JOB: Only lines with the word "JSON" are needed; collect each of them from the listing below.

Figure collection entries:
++++++++
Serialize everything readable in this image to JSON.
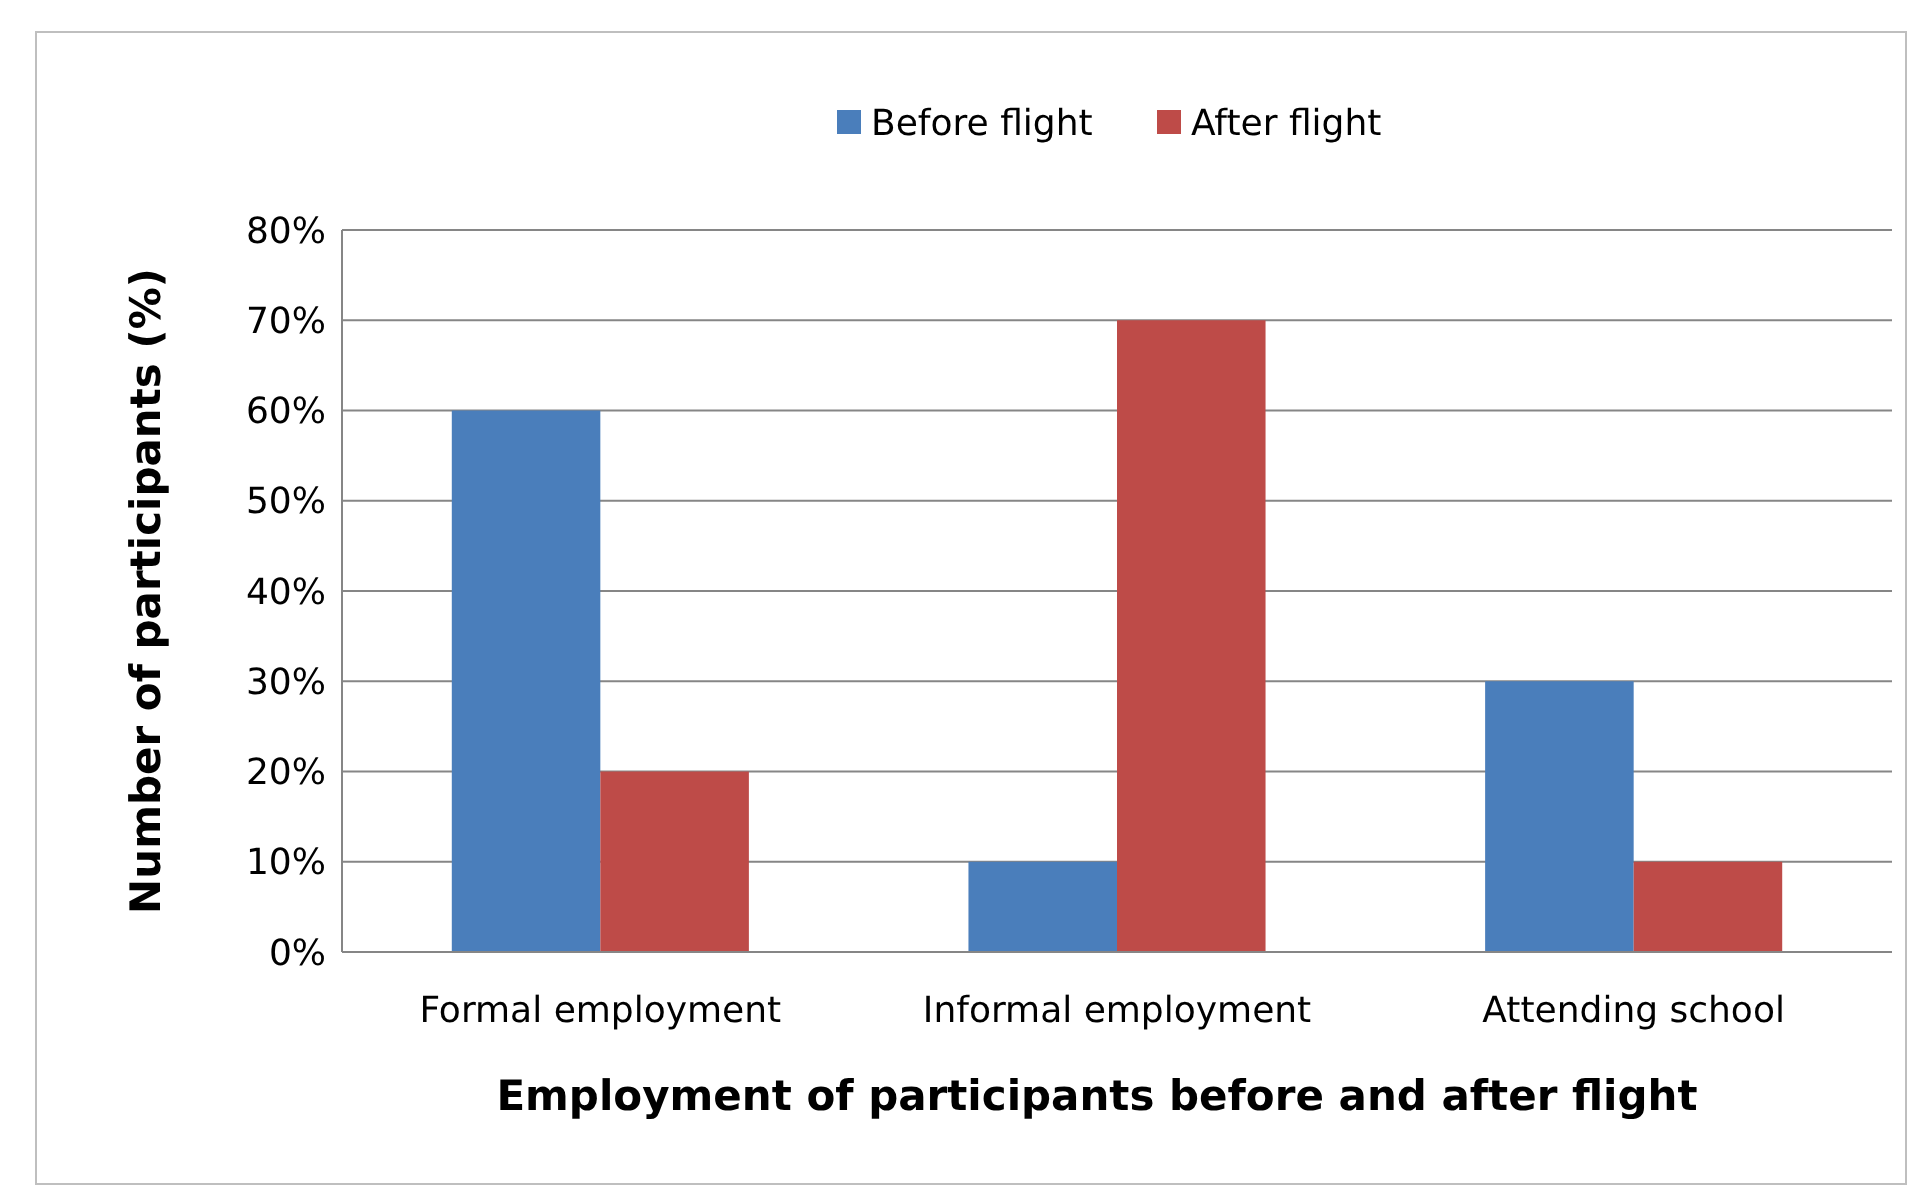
{
  "chart_data": {
    "type": "bar",
    "xlabel": "Employment of participants before and after flight",
    "ylabel": "Number of participants (%)",
    "categories": [
      "Formal employment",
      "Informal employment",
      "Attending school"
    ],
    "series": [
      {
        "name": "Before flight",
        "color": "#4a7ebb",
        "values": [
          60,
          10,
          30
        ]
      },
      {
        "name": "After flight",
        "color": "#be4b48",
        "values": [
          20,
          70,
          10
        ]
      }
    ],
    "ylim": [
      0,
      80
    ],
    "yticks": [
      {
        "value": 0,
        "label": "0%"
      },
      {
        "value": 10,
        "label": "10%"
      },
      {
        "value": 20,
        "label": "20%"
      },
      {
        "value": 30,
        "label": "30%"
      },
      {
        "value": 40,
        "label": "40%"
      },
      {
        "value": 50,
        "label": "50%"
      },
      {
        "value": 60,
        "label": "60%"
      },
      {
        "value": 70,
        "label": "70%"
      },
      {
        "value": 80,
        "label": "80%"
      }
    ],
    "grid": "y",
    "legend": "top"
  }
}
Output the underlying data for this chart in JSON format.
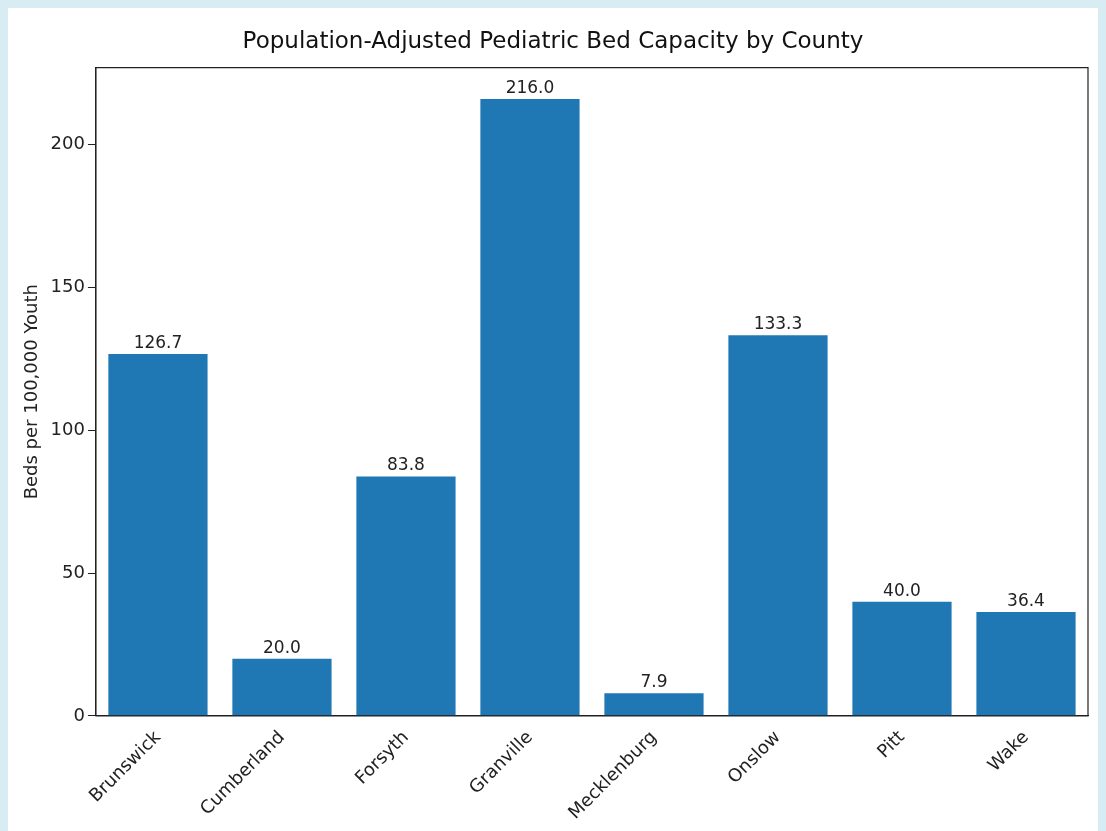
{
  "chart_data": {
    "type": "bar",
    "title": "Population-Adjusted Pediatric Bed Capacity by County",
    "ylabel": "Beds per 100,000 Youth",
    "categories": [
      "Brunswick",
      "Cumberland",
      "Forsyth",
      "Granville",
      "Mecklenburg",
      "Onslow",
      "Pitt",
      "Wake"
    ],
    "values": [
      126.7,
      20.0,
      83.8,
      216.0,
      7.9,
      133.3,
      40.0,
      36.4
    ],
    "value_labels": [
      "126.7",
      "20.0",
      "83.8",
      "216.0",
      "7.9",
      "133.3",
      "40.0",
      "36.4"
    ],
    "color": "#1f77b4",
    "ylim": [
      0,
      227
    ],
    "yticks": [
      0,
      50,
      100,
      150,
      200
    ],
    "grid": false,
    "legend": false
  }
}
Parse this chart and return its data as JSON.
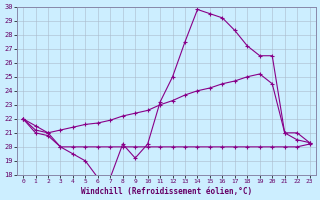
{
  "xlabel": "Windchill (Refroidissement éolien,°C)",
  "x": [
    0,
    1,
    2,
    3,
    4,
    5,
    6,
    7,
    8,
    9,
    10,
    11,
    12,
    13,
    14,
    15,
    16,
    17,
    18,
    19,
    20,
    21,
    22,
    23
  ],
  "line1": [
    22.0,
    21.5,
    21.0,
    20.0,
    19.5,
    19.0,
    17.8,
    17.8,
    20.2,
    19.2,
    20.2,
    23.2,
    25.0,
    27.5,
    29.8,
    29.5,
    29.2,
    28.3,
    27.2,
    26.5,
    26.5,
    21.0,
    20.5,
    20.3
  ],
  "line2": [
    22.0,
    21.0,
    20.8,
    20.0,
    20.0,
    20.0,
    20.0,
    20.0,
    20.0,
    20.0,
    20.0,
    20.0,
    20.0,
    20.0,
    20.0,
    20.0,
    20.0,
    20.0,
    20.0,
    20.0,
    20.0,
    20.0,
    20.0,
    20.2
  ],
  "line3": [
    22.0,
    21.2,
    21.0,
    21.2,
    21.4,
    21.6,
    21.7,
    21.9,
    22.2,
    22.4,
    22.6,
    23.0,
    23.3,
    23.7,
    24.0,
    24.2,
    24.5,
    24.7,
    25.0,
    25.2,
    24.5,
    21.0,
    21.0,
    20.3
  ],
  "bg_color": "#cceeff",
  "line_color": "#880088",
  "grid_color": "#aabbcc",
  "ylim": [
    18,
    30
  ],
  "yticks": [
    18,
    19,
    20,
    21,
    22,
    23,
    24,
    25,
    26,
    27,
    28,
    29,
    30
  ],
  "xticks": [
    0,
    1,
    2,
    3,
    4,
    5,
    6,
    7,
    8,
    9,
    10,
    11,
    12,
    13,
    14,
    15,
    16,
    17,
    18,
    19,
    20,
    21,
    22,
    23
  ],
  "tick_fontsize": 5,
  "xlabel_fontsize": 5.5
}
++++++++
OUTPUT OF THE TASK:
Serialize everything readable in this image to JSON.
Output the underlying data for this chart in JSON format.
Parse this chart and return its data as JSON.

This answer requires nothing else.